## Data supplied
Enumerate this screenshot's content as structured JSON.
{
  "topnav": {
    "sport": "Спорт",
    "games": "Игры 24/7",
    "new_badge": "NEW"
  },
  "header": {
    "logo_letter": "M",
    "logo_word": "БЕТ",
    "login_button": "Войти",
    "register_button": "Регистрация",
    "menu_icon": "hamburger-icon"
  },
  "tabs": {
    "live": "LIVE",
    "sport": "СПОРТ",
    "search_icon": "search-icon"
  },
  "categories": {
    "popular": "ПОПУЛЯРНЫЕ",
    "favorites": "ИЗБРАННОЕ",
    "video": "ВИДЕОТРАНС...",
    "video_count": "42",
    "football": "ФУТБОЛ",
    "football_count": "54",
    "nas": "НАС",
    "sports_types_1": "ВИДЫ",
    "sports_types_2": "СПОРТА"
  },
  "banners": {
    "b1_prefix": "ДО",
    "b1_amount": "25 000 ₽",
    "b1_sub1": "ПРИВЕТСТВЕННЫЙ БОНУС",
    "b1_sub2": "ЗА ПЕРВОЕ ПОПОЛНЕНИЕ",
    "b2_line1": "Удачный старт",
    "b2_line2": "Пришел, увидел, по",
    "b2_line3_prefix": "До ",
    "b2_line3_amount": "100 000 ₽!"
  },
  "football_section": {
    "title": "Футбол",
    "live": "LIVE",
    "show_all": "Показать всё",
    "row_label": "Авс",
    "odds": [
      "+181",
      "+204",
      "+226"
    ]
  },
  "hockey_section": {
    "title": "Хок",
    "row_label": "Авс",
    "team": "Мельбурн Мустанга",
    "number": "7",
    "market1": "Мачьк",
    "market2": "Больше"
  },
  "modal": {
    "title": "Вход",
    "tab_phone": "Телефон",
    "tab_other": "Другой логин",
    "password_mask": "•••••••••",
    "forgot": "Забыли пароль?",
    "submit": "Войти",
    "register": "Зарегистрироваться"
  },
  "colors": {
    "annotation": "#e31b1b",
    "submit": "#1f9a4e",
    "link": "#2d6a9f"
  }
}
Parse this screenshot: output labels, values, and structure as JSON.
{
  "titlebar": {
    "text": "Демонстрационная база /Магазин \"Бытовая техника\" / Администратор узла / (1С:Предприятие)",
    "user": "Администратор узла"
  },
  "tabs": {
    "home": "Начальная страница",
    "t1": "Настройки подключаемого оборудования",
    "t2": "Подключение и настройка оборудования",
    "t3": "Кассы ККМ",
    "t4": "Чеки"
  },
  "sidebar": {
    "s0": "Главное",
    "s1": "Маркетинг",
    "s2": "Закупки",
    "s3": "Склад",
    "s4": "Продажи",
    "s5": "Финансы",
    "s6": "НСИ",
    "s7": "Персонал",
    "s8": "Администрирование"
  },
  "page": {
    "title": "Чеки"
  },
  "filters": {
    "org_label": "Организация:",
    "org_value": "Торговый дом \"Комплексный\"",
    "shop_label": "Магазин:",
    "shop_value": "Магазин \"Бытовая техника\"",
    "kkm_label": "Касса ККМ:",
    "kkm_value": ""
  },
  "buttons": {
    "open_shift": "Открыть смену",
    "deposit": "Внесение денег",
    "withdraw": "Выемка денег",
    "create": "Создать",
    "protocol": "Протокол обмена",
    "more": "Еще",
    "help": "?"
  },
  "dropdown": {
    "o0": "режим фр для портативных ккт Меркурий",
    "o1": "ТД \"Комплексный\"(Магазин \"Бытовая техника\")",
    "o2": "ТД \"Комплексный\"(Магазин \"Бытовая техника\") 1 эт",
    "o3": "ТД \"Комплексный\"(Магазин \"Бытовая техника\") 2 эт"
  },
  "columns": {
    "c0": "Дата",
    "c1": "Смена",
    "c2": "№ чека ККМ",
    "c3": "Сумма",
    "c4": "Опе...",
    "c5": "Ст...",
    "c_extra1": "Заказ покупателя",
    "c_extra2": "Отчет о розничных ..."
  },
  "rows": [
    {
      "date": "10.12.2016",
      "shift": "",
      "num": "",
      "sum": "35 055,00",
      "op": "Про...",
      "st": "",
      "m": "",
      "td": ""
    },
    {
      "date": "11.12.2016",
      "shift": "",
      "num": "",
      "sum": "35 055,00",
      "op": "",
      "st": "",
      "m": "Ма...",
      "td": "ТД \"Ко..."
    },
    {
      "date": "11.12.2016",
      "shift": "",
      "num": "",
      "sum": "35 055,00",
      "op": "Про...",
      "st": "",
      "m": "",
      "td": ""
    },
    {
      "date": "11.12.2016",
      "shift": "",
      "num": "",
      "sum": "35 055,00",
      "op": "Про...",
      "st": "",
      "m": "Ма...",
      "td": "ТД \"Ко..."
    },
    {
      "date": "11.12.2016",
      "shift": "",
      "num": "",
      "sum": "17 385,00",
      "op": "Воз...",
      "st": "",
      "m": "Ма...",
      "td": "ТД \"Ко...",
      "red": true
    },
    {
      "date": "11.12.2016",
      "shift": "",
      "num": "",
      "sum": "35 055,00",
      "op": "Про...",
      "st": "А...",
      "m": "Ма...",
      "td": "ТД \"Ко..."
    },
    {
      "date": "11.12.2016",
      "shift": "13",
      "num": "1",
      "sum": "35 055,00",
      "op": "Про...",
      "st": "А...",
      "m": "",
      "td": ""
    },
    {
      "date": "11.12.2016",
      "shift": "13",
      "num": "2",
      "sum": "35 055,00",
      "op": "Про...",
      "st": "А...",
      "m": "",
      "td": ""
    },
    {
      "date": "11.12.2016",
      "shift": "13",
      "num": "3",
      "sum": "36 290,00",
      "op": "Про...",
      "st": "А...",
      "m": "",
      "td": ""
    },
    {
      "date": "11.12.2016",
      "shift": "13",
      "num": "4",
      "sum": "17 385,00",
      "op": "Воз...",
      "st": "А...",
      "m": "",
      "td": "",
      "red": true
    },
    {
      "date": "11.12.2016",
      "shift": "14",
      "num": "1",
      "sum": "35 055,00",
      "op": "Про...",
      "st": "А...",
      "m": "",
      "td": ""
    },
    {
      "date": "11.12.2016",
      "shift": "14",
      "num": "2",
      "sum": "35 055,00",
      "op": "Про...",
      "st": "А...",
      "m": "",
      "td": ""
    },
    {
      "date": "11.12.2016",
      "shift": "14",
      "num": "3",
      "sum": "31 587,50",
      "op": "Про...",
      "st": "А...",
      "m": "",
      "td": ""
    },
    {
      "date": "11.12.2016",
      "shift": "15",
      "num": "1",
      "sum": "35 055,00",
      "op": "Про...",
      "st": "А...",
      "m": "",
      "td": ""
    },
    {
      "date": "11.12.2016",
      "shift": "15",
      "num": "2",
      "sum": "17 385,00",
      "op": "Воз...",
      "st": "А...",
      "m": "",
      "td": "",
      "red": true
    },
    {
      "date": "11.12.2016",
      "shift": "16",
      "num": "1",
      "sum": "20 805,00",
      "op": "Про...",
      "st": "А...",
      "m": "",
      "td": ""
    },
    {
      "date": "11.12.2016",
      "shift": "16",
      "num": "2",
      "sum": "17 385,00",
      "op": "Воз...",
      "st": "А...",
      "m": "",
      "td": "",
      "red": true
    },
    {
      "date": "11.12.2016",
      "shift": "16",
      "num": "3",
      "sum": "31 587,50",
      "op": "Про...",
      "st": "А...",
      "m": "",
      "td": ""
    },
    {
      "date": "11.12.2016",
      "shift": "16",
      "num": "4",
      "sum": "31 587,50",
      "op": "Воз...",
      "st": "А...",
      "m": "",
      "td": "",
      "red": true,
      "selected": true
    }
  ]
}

## Problem requirements
Read the data above. Pull out each line in which the string "денег" appears.

## Task response
    "deposit": "Внесение денег",
    "withdraw": "Выемка денег",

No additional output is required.